* Required task A *
Rename "y-tick-label" to "y-axis-tick" in the entries from the first one through the line containing "heart-illustration [1176, 380, 1295, 570]", and leave everything else unchanged. Return only those lines.

* Text block *
+--

The only point in which Christina Rossetti's imagery may be held to be tropical, is in the matters of fruit. In "Goblin Market," in the "Pageant of the Months," even in such a poem as the "Apple Gathering," and in many other poems she seems to revel in descriptions of fruit which the harsh apples and half-baked plums of English gardens can hardly have suggested. Keats is the only other English poet who had the same sensuous delight in the pulpy juiciness of summer fruit. It will be found, I think, that in the majority of English poets fruit is quite as often typical of immaturity and acidity as of cooling and delight. And even Stevenson couples the onion and the nectarine as the noblest fruits of God's creation. But the


Plump unpecked cherries.
Bloom down-cheeked peaches,
Wild free-born cranberries,
Pineapples, strawberries,
All ripe together
In summer weather.


are hardly the produce of the rushy glen where the leering goblin merchants tramped and whisked up and down.

+--

* Required task B *
Print the stretch of the passage on Christina Rossetti's fruit imagery from "The only point" through "In summer weather.", copying it word for word.

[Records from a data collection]
+--

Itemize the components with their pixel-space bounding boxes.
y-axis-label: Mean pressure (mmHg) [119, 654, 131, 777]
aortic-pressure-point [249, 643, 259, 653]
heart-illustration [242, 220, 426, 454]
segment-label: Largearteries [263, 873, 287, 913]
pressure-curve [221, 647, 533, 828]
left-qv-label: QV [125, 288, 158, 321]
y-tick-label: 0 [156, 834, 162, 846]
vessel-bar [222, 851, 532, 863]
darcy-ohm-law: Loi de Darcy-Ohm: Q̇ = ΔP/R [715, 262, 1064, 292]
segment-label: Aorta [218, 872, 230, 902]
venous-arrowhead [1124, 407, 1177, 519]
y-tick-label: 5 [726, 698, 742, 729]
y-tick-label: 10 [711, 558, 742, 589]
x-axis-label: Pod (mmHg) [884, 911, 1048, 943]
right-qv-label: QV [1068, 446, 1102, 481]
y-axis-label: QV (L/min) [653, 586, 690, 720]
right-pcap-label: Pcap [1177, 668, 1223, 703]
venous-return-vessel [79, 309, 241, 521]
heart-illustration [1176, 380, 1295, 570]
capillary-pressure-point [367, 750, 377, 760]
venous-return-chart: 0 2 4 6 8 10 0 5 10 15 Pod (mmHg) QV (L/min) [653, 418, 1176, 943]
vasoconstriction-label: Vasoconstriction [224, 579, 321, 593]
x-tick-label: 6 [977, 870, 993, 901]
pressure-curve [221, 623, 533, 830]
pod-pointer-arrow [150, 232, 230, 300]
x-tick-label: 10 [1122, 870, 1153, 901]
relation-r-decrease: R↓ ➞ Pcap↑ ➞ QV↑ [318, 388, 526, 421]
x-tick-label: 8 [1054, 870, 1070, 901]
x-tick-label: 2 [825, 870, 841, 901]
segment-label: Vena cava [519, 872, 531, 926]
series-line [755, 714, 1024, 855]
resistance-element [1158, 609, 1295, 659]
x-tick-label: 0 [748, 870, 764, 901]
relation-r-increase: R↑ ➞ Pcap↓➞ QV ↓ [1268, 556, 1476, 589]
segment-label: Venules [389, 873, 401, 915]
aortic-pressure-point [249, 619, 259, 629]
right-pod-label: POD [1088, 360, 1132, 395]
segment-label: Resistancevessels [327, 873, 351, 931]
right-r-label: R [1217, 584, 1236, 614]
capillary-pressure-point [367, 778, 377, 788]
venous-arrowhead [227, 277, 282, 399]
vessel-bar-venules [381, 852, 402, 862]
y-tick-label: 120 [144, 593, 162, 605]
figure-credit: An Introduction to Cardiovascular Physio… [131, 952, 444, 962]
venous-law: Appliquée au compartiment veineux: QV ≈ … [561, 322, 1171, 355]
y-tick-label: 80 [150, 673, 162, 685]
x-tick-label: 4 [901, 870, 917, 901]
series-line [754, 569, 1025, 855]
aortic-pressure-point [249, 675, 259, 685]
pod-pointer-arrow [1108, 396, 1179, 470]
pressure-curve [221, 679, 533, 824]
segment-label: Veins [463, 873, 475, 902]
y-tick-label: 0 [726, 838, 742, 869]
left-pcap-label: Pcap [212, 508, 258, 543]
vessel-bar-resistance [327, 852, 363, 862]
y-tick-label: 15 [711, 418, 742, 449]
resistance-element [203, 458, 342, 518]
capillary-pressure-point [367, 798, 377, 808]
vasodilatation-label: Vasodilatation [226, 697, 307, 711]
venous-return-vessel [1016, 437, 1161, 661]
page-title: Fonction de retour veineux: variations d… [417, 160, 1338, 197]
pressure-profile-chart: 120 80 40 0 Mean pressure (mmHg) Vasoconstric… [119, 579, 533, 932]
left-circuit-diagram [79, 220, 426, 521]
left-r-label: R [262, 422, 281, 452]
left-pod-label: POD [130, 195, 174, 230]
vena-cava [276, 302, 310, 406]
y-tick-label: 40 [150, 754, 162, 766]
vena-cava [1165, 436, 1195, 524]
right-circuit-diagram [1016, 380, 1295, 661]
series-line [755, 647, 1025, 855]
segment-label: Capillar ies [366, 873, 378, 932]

+--

* Final result A *
Itemize the components with their pixel-space bounding boxes.
y-axis-label: Mean pressure (mmHg) [119, 654, 131, 777]
aortic-pressure-point [249, 643, 259, 653]
heart-illustration [242, 220, 426, 454]
segment-label: Largearteries [263, 873, 287, 913]
pressure-curve [221, 647, 533, 828]
left-qv-label: QV [125, 288, 158, 321]
y-axis-tick: 0 [156, 834, 162, 846]
vessel-bar [222, 851, 532, 863]
darcy-ohm-law: Loi de Darcy-Ohm: Q̇ = ΔP/R [715, 262, 1064, 292]
segment-label: Aorta [218, 872, 230, 902]
venous-arrowhead [1124, 407, 1177, 519]
y-axis-tick: 5 [726, 698, 742, 729]
y-axis-tick: 10 [711, 558, 742, 589]
x-axis-label: Pod (mmHg) [884, 911, 1048, 943]
right-qv-label: QV [1068, 446, 1102, 481]
y-axis-label: QV (L/min) [653, 586, 690, 720]
right-pcap-label: Pcap [1177, 668, 1223, 703]
venous-return-vessel [79, 309, 241, 521]
heart-illustration [1176, 380, 1295, 570]

* Final result B *
The only point in which Christina Rossetti's imagery may be held to be tropical, is in the matters of fruit. In "Goblin Market," in the "Pageant of the Months," even in such a poem as the "Apple Gathering," and in many other poems she seems to revel in descriptions of fruit which the harsh apples and half-baked plums of English gardens can hardly have suggested. Keats is the only other English poet who had the same sensuous delight in the pulpy juiciness of summer fruit. It will be found, I think, that in the majority of English poets fruit is quite as often typical of immaturity and acidity as of cooling and delight. And even Stevenson couples the onion and the nectarine as the noblest fruits of God's creation. But the


Plump unpecked cherries.
Bloom down-cheeked peaches,
Wild free-born cranberries,
Pineapples, strawberries,
All ripe together
In summer weather.